Exercise. State how many lines hold the word "mailbox", with no other words.

Data shown.
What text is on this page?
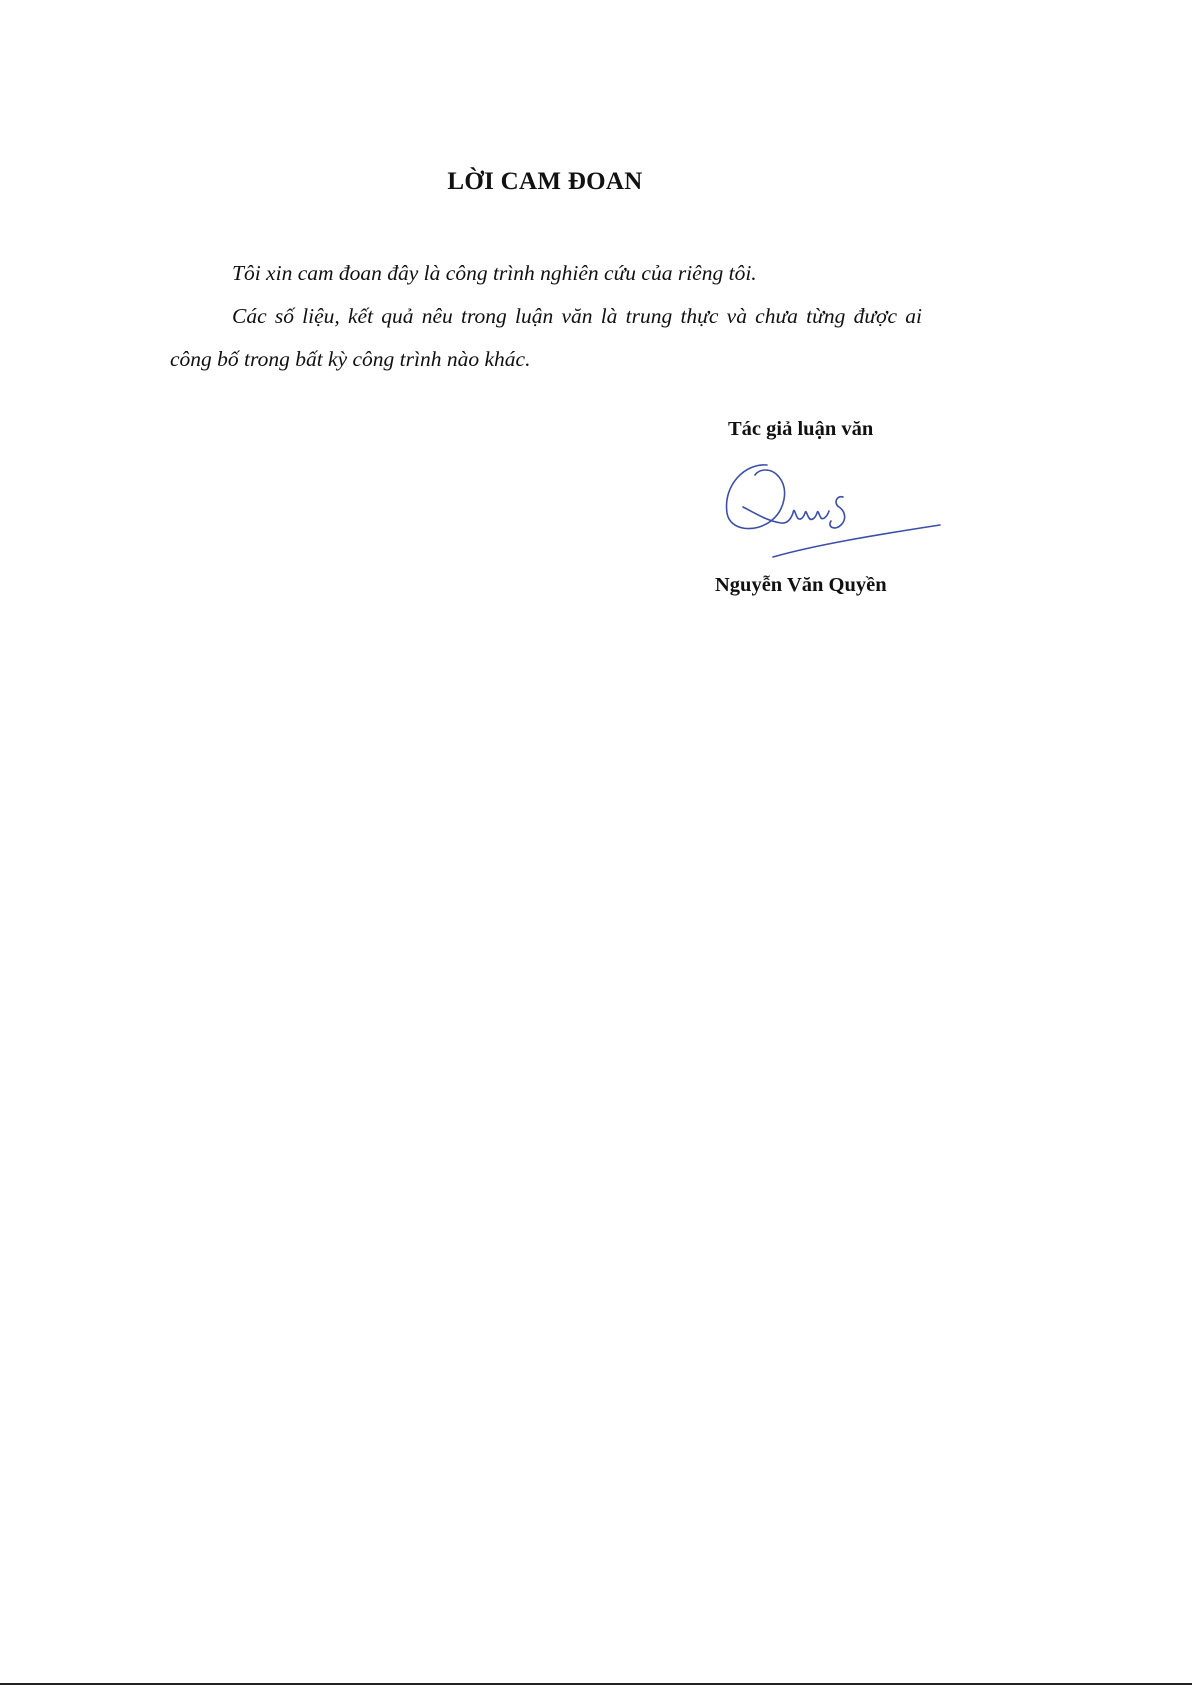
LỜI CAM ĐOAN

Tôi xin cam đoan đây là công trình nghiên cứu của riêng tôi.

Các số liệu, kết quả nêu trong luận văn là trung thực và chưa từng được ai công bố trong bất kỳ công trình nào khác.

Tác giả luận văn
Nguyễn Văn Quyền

* * *

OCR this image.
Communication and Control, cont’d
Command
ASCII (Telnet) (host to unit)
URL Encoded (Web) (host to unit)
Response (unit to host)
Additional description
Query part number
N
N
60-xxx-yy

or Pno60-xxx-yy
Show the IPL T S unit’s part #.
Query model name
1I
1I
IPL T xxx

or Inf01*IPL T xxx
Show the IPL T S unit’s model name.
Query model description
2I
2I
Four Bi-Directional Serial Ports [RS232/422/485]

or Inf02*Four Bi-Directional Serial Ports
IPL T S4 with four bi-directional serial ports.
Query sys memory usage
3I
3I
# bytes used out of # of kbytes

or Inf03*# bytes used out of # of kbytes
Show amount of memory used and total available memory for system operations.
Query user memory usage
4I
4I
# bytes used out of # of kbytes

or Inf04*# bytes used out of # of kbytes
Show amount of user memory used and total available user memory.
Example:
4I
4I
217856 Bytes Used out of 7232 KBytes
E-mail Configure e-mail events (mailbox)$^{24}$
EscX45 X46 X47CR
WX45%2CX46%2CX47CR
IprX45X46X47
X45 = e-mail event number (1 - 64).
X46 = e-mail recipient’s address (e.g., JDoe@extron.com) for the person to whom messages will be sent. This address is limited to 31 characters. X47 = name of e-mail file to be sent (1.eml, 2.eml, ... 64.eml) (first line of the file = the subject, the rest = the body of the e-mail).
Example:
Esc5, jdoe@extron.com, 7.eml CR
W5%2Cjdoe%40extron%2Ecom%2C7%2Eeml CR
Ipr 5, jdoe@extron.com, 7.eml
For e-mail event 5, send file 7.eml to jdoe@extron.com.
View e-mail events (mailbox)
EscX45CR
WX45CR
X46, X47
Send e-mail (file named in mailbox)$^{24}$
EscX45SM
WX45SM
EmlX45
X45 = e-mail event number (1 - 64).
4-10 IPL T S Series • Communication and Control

Task result. 3